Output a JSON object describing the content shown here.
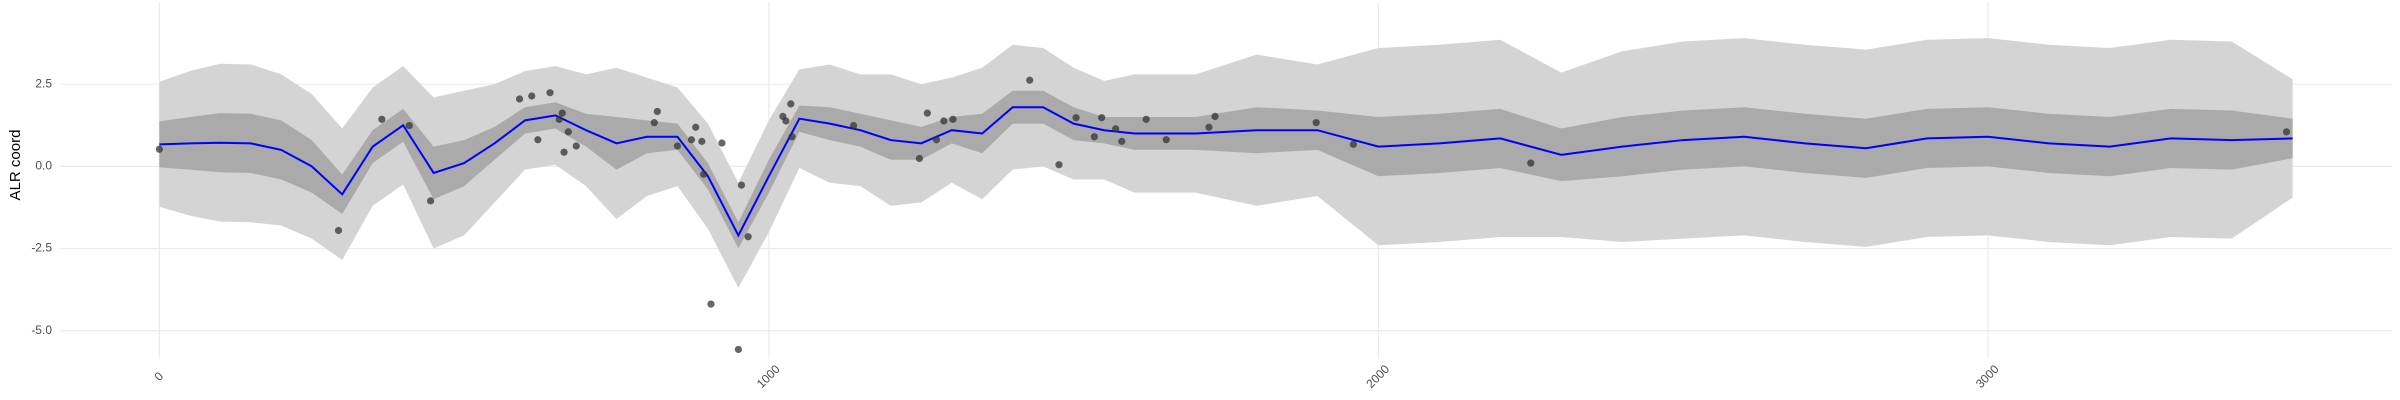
{
  "chart_data": {
    "type": "line",
    "y_label": "ALR coord",
    "xlim": [
      -163,
      3663
    ],
    "ylim": [
      -5.86,
      5.0
    ],
    "xticks": [
      0,
      1000,
      2000,
      3000
    ],
    "yticks": [
      {
        "value": -5,
        "label": "-5.0"
      },
      -2.5,
      {
        "value": 0,
        "label": "0.0"
      },
      2.5
    ],
    "grid": true,
    "x": [
      0,
      50,
      100,
      150,
      200,
      250,
      300,
      350,
      400,
      450,
      500,
      550,
      600,
      650,
      700,
      750,
      800,
      850,
      900,
      950,
      1000,
      1050,
      1100,
      1150,
      1200,
      1250,
      1300,
      1350,
      1400,
      1450,
      1500,
      1550,
      1600,
      1700,
      1800,
      1900,
      2000,
      2100,
      2200,
      2300,
      2400,
      2500,
      2600,
      2700,
      2800,
      2900,
      3000,
      3100,
      3200,
      3300,
      3400,
      3500
    ],
    "ribbons": [
      {
        "color": "#d4d4d4",
        "upper": [
          2.57,
          2.9,
          3.12,
          3.1,
          2.8,
          2.2,
          1.15,
          2.4,
          3.05,
          2.1,
          2.3,
          2.5,
          2.9,
          3.05,
          2.8,
          3.0,
          2.7,
          2.4,
          1.3,
          -0.5,
          1.4,
          2.95,
          3.1,
          2.8,
          2.8,
          2.5,
          2.7,
          3.0,
          3.7,
          3.6,
          3.0,
          2.6,
          2.8,
          2.8,
          3.4,
          3.1,
          3.6,
          3.7,
          3.85,
          2.85,
          3.5,
          3.8,
          3.9,
          3.7,
          3.55,
          3.85,
          3.9,
          3.7,
          3.6,
          3.85,
          3.8,
          2.65
        ],
        "lower": [
          -1.23,
          -1.5,
          -1.68,
          -1.7,
          -1.8,
          -2.2,
          -2.85,
          -1.2,
          -0.55,
          -2.5,
          -2.1,
          -1.1,
          -0.1,
          0.05,
          -0.6,
          -1.6,
          -0.9,
          -0.6,
          -1.9,
          -3.7,
          -2.0,
          -0.05,
          -0.5,
          -0.6,
          -1.2,
          -1.1,
          -0.5,
          -1.0,
          -0.1,
          0.0,
          -0.4,
          -0.4,
          -0.8,
          -0.8,
          -1.2,
          -0.9,
          -2.4,
          -2.3,
          -2.15,
          -2.15,
          -2.3,
          -2.2,
          -2.1,
          -2.3,
          -2.45,
          -2.15,
          -2.1,
          -2.3,
          -2.4,
          -2.15,
          -2.2,
          -0.95
        ]
      },
      {
        "color": "#aaaaaa",
        "upper": [
          1.37,
          1.5,
          1.62,
          1.6,
          1.4,
          0.8,
          -0.25,
          1.1,
          1.75,
          0.6,
          0.8,
          1.2,
          1.8,
          1.95,
          1.6,
          1.5,
          1.4,
          1.3,
          0.1,
          -1.7,
          0.2,
          1.85,
          1.8,
          1.6,
          1.4,
          1.2,
          1.5,
          1.6,
          2.3,
          2.3,
          1.8,
          1.5,
          1.5,
          1.5,
          1.8,
          1.7,
          1.5,
          1.6,
          1.75,
          1.15,
          1.5,
          1.7,
          1.8,
          1.6,
          1.45,
          1.75,
          1.8,
          1.6,
          1.5,
          1.75,
          1.7,
          1.45
        ],
        "lower": [
          -0.03,
          -0.1,
          -0.18,
          -0.2,
          -0.4,
          -0.8,
          -1.45,
          0.1,
          0.75,
          -1.0,
          -0.6,
          0.2,
          1.0,
          1.15,
          0.6,
          -0.1,
          0.4,
          0.5,
          -0.7,
          -2.5,
          -0.8,
          1.05,
          0.8,
          0.6,
          0.2,
          0.2,
          0.7,
          0.4,
          1.3,
          1.3,
          0.8,
          0.7,
          0.5,
          0.5,
          0.4,
          0.5,
          -0.3,
          -0.2,
          -0.05,
          -0.45,
          -0.3,
          -0.1,
          0.0,
          -0.2,
          -0.35,
          -0.05,
          0.0,
          -0.2,
          -0.3,
          -0.05,
          -0.1,
          0.25
        ]
      }
    ],
    "line": {
      "color": "#0000ff",
      "values": [
        0.67,
        0.7,
        0.72,
        0.7,
        0.5,
        0.0,
        -0.85,
        0.6,
        1.25,
        -0.2,
        0.1,
        0.7,
        1.4,
        1.55,
        1.1,
        0.7,
        0.9,
        0.9,
        -0.3,
        -2.1,
        -0.3,
        1.45,
        1.3,
        1.1,
        0.8,
        0.7,
        1.1,
        1.0,
        1.8,
        1.8,
        1.3,
        1.1,
        1.0,
        1.0,
        1.1,
        1.1,
        0.6,
        0.7,
        0.85,
        0.35,
        0.6,
        0.8,
        0.9,
        0.7,
        0.55,
        0.85,
        0.9,
        0.7,
        0.6,
        0.85,
        0.8,
        0.85
      ]
    },
    "points": {
      "color": "#333333",
      "x": [
        0,
        294,
        365,
        410,
        445,
        591,
        611,
        621,
        641,
        656,
        661,
        664,
        671,
        684,
        812,
        817,
        850,
        873,
        880,
        890,
        893,
        905,
        923,
        950,
        955,
        966,
        1023,
        1028,
        1036,
        1038,
        1139,
        1247,
        1260,
        1275,
        1287,
        1302,
        1428,
        1504,
        1476,
        1534,
        1546,
        1569,
        1579,
        1619,
        1652,
        1722,
        1732,
        1898,
        1959,
        2250,
        3490
      ],
      "y": [
        0.52,
        -1.95,
        1.43,
        1.24,
        -1.05,
        2.05,
        2.14,
        0.81,
        2.24,
        1.43,
        1.62,
        0.43,
        1.05,
        0.62,
        1.33,
        1.67,
        0.62,
        0.81,
        1.19,
        0.76,
        -0.24,
        -4.19,
        0.71,
        -5.57,
        -0.57,
        -2.14,
        1.52,
        1.38,
        1.9,
        0.9,
        1.24,
        0.24,
        1.62,
        0.81,
        1.38,
        1.43,
        2.62,
        1.48,
        0.05,
        0.9,
        1.48,
        1.14,
        0.76,
        1.43,
        0.81,
        1.19,
        1.52,
        1.33,
        0.67,
        0.1,
        1.05
      ]
    }
  }
}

WHAT TO WORK ON: Extract all the entries word for word; omit any pictures.

EXPECTED ANSWER:
Output a JSON object describing the content shown here.
{
  "chart_data": {
    "type": "line",
    "y_label": "ALR coord",
    "xlim": [
      -163,
      3663
    ],
    "ylim": [
      -5.86,
      5.0
    ],
    "xticks": [
      0,
      1000,
      2000,
      3000
    ],
    "yticks": [
      {
        "value": -5,
        "label": "-5.0"
      },
      -2.5,
      {
        "value": 0,
        "label": "0.0"
      },
      2.5
    ],
    "grid": true,
    "x": [
      0,
      50,
      100,
      150,
      200,
      250,
      300,
      350,
      400,
      450,
      500,
      550,
      600,
      650,
      700,
      750,
      800,
      850,
      900,
      950,
      1000,
      1050,
      1100,
      1150,
      1200,
      1250,
      1300,
      1350,
      1400,
      1450,
      1500,
      1550,
      1600,
      1700,
      1800,
      1900,
      2000,
      2100,
      2200,
      2300,
      2400,
      2500,
      2600,
      2700,
      2800,
      2900,
      3000,
      3100,
      3200,
      3300,
      3400,
      3500
    ],
    "ribbons": [
      {
        "color": "#d4d4d4",
        "upper": [
          2.57,
          2.9,
          3.12,
          3.1,
          2.8,
          2.2,
          1.15,
          2.4,
          3.05,
          2.1,
          2.3,
          2.5,
          2.9,
          3.05,
          2.8,
          3.0,
          2.7,
          2.4,
          1.3,
          -0.5,
          1.4,
          2.95,
          3.1,
          2.8,
          2.8,
          2.5,
          2.7,
          3.0,
          3.7,
          3.6,
          3.0,
          2.6,
          2.8,
          2.8,
          3.4,
          3.1,
          3.6,
          3.7,
          3.85,
          2.85,
          3.5,
          3.8,
          3.9,
          3.7,
          3.55,
          3.85,
          3.9,
          3.7,
          3.6,
          3.85,
          3.8,
          2.65
        ],
        "lower": [
          -1.23,
          -1.5,
          -1.68,
          -1.7,
          -1.8,
          -2.2,
          -2.85,
          -1.2,
          -0.55,
          -2.5,
          -2.1,
          -1.1,
          -0.1,
          0.05,
          -0.6,
          -1.6,
          -0.9,
          -0.6,
          -1.9,
          -3.7,
          -2.0,
          -0.05,
          -0.5,
          -0.6,
          -1.2,
          -1.1,
          -0.5,
          -1.0,
          -0.1,
          0.0,
          -0.4,
          -0.4,
          -0.8,
          -0.8,
          -1.2,
          -0.9,
          -2.4,
          -2.3,
          -2.15,
          -2.15,
          -2.3,
          -2.2,
          -2.1,
          -2.3,
          -2.45,
          -2.15,
          -2.1,
          -2.3,
          -2.4,
          -2.15,
          -2.2,
          -0.95
        ]
      },
      {
        "color": "#aaaaaa",
        "upper": [
          1.37,
          1.5,
          1.62,
          1.6,
          1.4,
          0.8,
          -0.25,
          1.1,
          1.75,
          0.6,
          0.8,
          1.2,
          1.8,
          1.95,
          1.6,
          1.5,
          1.4,
          1.3,
          0.1,
          -1.7,
          0.2,
          1.85,
          1.8,
          1.6,
          1.4,
          1.2,
          1.5,
          1.6,
          2.3,
          2.3,
          1.8,
          1.5,
          1.5,
          1.5,
          1.8,
          1.7,
          1.5,
          1.6,
          1.75,
          1.15,
          1.5,
          1.7,
          1.8,
          1.6,
          1.45,
          1.75,
          1.8,
          1.6,
          1.5,
          1.75,
          1.7,
          1.45
        ],
        "lower": [
          -0.03,
          -0.1,
          -0.18,
          -0.2,
          -0.4,
          -0.8,
          -1.45,
          0.1,
          0.75,
          -1.0,
          -0.6,
          0.2,
          1.0,
          1.15,
          0.6,
          -0.1,
          0.4,
          0.5,
          -0.7,
          -2.5,
          -0.8,
          1.05,
          0.8,
          0.6,
          0.2,
          0.2,
          0.7,
          0.4,
          1.3,
          1.3,
          0.8,
          0.7,
          0.5,
          0.5,
          0.4,
          0.5,
          -0.3,
          -0.2,
          -0.05,
          -0.45,
          -0.3,
          -0.1,
          0.0,
          -0.2,
          -0.35,
          -0.05,
          0.0,
          -0.2,
          -0.3,
          -0.05,
          -0.1,
          0.25
        ]
      }
    ],
    "line": {
      "color": "#0000ff",
      "values": [
        0.67,
        0.7,
        0.72,
        0.7,
        0.5,
        0.0,
        -0.85,
        0.6,
        1.25,
        -0.2,
        0.1,
        0.7,
        1.4,
        1.55,
        1.1,
        0.7,
        0.9,
        0.9,
        -0.3,
        -2.1,
        -0.3,
        1.45,
        1.3,
        1.1,
        0.8,
        0.7,
        1.1,
        1.0,
        1.8,
        1.8,
        1.3,
        1.1,
        1.0,
        1.0,
        1.1,
        1.1,
        0.6,
        0.7,
        0.85,
        0.35,
        0.6,
        0.8,
        0.9,
        0.7,
        0.55,
        0.85,
        0.9,
        0.7,
        0.6,
        0.85,
        0.8,
        0.85
      ]
    },
    "points": {
      "color": "#333333",
      "x": [
        0,
        294,
        365,
        410,
        445,
        591,
        611,
        621,
        641,
        656,
        661,
        664,
        671,
        684,
        812,
        817,
        850,
        873,
        880,
        890,
        893,
        905,
        923,
        950,
        955,
        966,
        1023,
        1028,
        1036,
        1038,
        1139,
        1247,
        1260,
        1275,
        1287,
        1302,
        1428,
        1504,
        1476,
        1534,
        1546,
        1569,
        1579,
        1619,
        1652,
        1722,
        1732,
        1898,
        1959,
        2250,
        3490
      ],
      "y": [
        0.52,
        -1.95,
        1.43,
        1.24,
        -1.05,
        2.05,
        2.14,
        0.81,
        2.24,
        1.43,
        1.62,
        0.43,
        1.05,
        0.62,
        1.33,
        1.67,
        0.62,
        0.81,
        1.19,
        0.76,
        -0.24,
        -4.19,
        0.71,
        -5.57,
        -0.57,
        -2.14,
        1.52,
        1.38,
        1.9,
        0.9,
        1.24,
        0.24,
        1.62,
        0.81,
        1.38,
        1.43,
        2.62,
        1.48,
        0.05,
        0.9,
        1.48,
        1.14,
        0.76,
        1.43,
        0.81,
        1.19,
        1.52,
        1.33,
        0.67,
        0.1,
        1.05
      ]
    }
  }
}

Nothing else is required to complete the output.